• **Information provided**
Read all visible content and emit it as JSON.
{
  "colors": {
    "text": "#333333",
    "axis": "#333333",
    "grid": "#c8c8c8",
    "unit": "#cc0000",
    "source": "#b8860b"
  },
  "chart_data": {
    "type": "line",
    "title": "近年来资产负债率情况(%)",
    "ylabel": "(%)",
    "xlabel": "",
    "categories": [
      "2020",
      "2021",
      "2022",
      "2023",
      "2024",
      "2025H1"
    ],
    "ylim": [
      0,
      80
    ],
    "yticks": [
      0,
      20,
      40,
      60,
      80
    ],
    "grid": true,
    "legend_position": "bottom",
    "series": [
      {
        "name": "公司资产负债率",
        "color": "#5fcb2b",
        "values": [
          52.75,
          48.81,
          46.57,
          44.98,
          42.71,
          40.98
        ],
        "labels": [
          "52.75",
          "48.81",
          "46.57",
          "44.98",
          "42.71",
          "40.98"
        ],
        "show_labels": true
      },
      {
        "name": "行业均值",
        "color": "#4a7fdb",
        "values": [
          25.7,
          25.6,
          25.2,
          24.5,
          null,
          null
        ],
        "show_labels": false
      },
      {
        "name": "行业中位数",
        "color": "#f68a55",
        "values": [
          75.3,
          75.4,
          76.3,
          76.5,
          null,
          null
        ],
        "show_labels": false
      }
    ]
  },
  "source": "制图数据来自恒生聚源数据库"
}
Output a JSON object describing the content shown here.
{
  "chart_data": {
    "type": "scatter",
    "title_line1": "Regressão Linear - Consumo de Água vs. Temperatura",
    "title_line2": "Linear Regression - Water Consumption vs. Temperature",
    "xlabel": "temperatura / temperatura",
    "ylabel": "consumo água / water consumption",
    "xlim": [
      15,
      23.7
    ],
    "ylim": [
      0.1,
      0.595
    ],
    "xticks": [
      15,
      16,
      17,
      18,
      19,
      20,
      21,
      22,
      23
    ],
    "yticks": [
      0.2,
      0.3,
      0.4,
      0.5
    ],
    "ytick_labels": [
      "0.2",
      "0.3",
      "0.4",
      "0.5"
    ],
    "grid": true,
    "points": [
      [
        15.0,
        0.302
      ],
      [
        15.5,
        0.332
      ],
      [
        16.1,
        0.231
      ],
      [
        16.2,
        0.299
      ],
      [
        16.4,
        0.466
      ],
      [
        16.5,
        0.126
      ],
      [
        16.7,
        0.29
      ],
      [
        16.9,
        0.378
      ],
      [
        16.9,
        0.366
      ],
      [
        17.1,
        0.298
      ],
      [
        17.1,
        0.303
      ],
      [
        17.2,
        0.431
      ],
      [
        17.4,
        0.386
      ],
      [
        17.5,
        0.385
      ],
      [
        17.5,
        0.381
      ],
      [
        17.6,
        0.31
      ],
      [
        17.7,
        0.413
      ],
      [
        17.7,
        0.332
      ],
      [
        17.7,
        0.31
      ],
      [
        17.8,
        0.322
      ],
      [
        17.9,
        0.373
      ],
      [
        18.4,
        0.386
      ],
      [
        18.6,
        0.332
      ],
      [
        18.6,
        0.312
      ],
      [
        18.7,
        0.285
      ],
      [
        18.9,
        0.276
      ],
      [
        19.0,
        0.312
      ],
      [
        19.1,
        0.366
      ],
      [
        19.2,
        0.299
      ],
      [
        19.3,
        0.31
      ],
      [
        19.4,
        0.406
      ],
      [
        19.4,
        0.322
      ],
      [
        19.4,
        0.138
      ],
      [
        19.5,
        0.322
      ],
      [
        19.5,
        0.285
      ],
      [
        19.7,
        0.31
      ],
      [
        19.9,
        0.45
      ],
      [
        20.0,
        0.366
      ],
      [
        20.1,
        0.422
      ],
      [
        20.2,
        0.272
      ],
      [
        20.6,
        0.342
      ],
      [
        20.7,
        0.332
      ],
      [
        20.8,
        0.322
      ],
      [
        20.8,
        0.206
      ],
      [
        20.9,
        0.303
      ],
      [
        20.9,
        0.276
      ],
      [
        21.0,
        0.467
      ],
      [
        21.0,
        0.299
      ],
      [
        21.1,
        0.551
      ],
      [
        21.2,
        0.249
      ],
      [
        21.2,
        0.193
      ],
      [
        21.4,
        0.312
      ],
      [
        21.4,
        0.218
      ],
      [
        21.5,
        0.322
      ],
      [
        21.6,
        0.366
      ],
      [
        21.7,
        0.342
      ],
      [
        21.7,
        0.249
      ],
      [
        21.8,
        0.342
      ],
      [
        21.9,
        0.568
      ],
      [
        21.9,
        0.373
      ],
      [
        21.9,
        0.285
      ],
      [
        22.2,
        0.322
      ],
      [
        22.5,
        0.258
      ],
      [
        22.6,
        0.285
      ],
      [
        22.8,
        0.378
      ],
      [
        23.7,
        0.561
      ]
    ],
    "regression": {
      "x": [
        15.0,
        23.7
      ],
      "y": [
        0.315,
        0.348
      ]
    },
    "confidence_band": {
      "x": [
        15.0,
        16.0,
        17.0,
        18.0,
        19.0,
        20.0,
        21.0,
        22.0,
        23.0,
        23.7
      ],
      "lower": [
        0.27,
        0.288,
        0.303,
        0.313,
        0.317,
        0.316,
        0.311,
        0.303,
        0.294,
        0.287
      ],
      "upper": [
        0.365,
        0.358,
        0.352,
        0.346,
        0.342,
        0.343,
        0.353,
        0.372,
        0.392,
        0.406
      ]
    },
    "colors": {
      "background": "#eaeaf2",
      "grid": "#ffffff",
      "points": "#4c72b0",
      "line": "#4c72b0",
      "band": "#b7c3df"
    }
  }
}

• **What to produce**
Go through the records above and retype each one exactly.

• **Completed exercise**
Read all visible content and emit it as JSON.
{
  "colors": {
    "text": "#333333",
    "axis": "#333333",
    "grid": "#c8c8c8",
    "unit": "#cc0000",
    "source": "#b8860b"
  },
  "chart_data": {
    "type": "line",
    "title": "近年来资产负债率情况(%)",
    "ylabel": "(%)",
    "xlabel": "",
    "categories": [
      "2020",
      "2021",
      "2022",
      "2023",
      "2024",
      "2025H1"
    ],
    "ylim": [
      0,
      80
    ],
    "yticks": [
      0,
      20,
      40,
      60,
      80
    ],
    "grid": true,
    "legend_position": "bottom",
    "series": [
      {
        "name": "公司资产负债率",
        "color": "#5fcb2b",
        "values": [
          52.75,
          48.81,
          46.57,
          44.98,
          42.71,
          40.98
        ],
        "labels": [
          "52.75",
          "48.81",
          "46.57",
          "44.98",
          "42.71",
          "40.98"
        ],
        "show_labels": true
      },
      {
        "name": "行业均值",
        "color": "#4a7fdb",
        "values": [
          25.7,
          25.6,
          25.2,
          24.5,
          null,
          null
        ],
        "show_labels": false
      },
      {
        "name": "行业中位数",
        "color": "#f68a55",
        "values": [
          75.3,
          75.4,
          76.3,
          76.5,
          null,
          null
        ],
        "show_labels": false
      }
    ]
  },
  "source": "制图数据来自恒生聚源数据库"
}
Output a JSON object describing the content shown here.
{
  "chart_data": {
    "type": "scatter",
    "title_line1": "Regressão Linear - Consumo de Água vs. Temperatura",
    "title_line2": "Linear Regression - Water Consumption vs. Temperature",
    "xlabel": "temperatura / temperatura",
    "ylabel": "consumo água / water consumption",
    "xlim": [
      15,
      23.7
    ],
    "ylim": [
      0.1,
      0.595
    ],
    "xticks": [
      15,
      16,
      17,
      18,
      19,
      20,
      21,
      22,
      23
    ],
    "yticks": [
      0.2,
      0.3,
      0.4,
      0.5
    ],
    "ytick_labels": [
      "0.2",
      "0.3",
      "0.4",
      "0.5"
    ],
    "grid": true,
    "points": [
      [
        15.0,
        0.302
      ],
      [
        15.5,
        0.332
      ],
      [
        16.1,
        0.231
      ],
      [
        16.2,
        0.299
      ],
      [
        16.4,
        0.466
      ],
      [
        16.5,
        0.126
      ],
      [
        16.7,
        0.29
      ],
      [
        16.9,
        0.378
      ],
      [
        16.9,
        0.366
      ],
      [
        17.1,
        0.298
      ],
      [
        17.1,
        0.303
      ],
      [
        17.2,
        0.431
      ],
      [
        17.4,
        0.386
      ],
      [
        17.5,
        0.385
      ],
      [
        17.5,
        0.381
      ],
      [
        17.6,
        0.31
      ],
      [
        17.7,
        0.413
      ],
      [
        17.7,
        0.332
      ],
      [
        17.7,
        0.31
      ],
      [
        17.8,
        0.322
      ],
      [
        17.9,
        0.373
      ],
      [
        18.4,
        0.386
      ],
      [
        18.6,
        0.332
      ],
      [
        18.6,
        0.312
      ],
      [
        18.7,
        0.285
      ],
      [
        18.9,
        0.276
      ],
      [
        19.0,
        0.312
      ],
      [
        19.1,
        0.366
      ],
      [
        19.2,
        0.299
      ],
      [
        19.3,
        0.31
      ],
      [
        19.4,
        0.406
      ],
      [
        19.4,
        0.322
      ],
      [
        19.4,
        0.138
      ],
      [
        19.5,
        0.322
      ],
      [
        19.5,
        0.285
      ],
      [
        19.7,
        0.31
      ],
      [
        19.9,
        0.45
      ],
      [
        20.0,
        0.366
      ],
      [
        20.1,
        0.422
      ],
      [
        20.2,
        0.272
      ],
      [
        20.6,
        0.342
      ],
      [
        20.7,
        0.332
      ],
      [
        20.8,
        0.322
      ],
      [
        20.8,
        0.206
      ],
      [
        20.9,
        0.303
      ],
      [
        20.9,
        0.276
      ],
      [
        21.0,
        0.467
      ],
      [
        21.0,
        0.299
      ],
      [
        21.1,
        0.551
      ],
      [
        21.2,
        0.249
      ],
      [
        21.2,
        0.193
      ],
      [
        21.4,
        0.312
      ],
      [
        21.4,
        0.218
      ],
      [
        21.5,
        0.322
      ],
      [
        21.6,
        0.366
      ],
      [
        21.7,
        0.342
      ],
      [
        21.7,
        0.249
      ],
      [
        21.8,
        0.342
      ],
      [
        21.9,
        0.568
      ],
      [
        21.9,
        0.373
      ],
      [
        21.9,
        0.285
      ],
      [
        22.2,
        0.322
      ],
      [
        22.5,
        0.258
      ],
      [
        22.6,
        0.285
      ],
      [
        22.8,
        0.378
      ],
      [
        23.7,
        0.561
      ]
    ],
    "regression": {
      "x": [
        15.0,
        23.7
      ],
      "y": [
        0.315,
        0.348
      ]
    },
    "confidence_band": {
      "x": [
        15.0,
        16.0,
        17.0,
        18.0,
        19.0,
        20.0,
        21.0,
        22.0,
        23.0,
        23.7
      ],
      "lower": [
        0.27,
        0.288,
        0.303,
        0.313,
        0.317,
        0.316,
        0.311,
        0.303,
        0.294,
        0.287
      ],
      "upper": [
        0.365,
        0.358,
        0.352,
        0.346,
        0.342,
        0.343,
        0.353,
        0.372,
        0.392,
        0.406
      ]
    },
    "colors": {
      "background": "#eaeaf2",
      "grid": "#ffffff",
      "points": "#4c72b0",
      "line": "#4c72b0",
      "band": "#b7c3df"
    }
  }
}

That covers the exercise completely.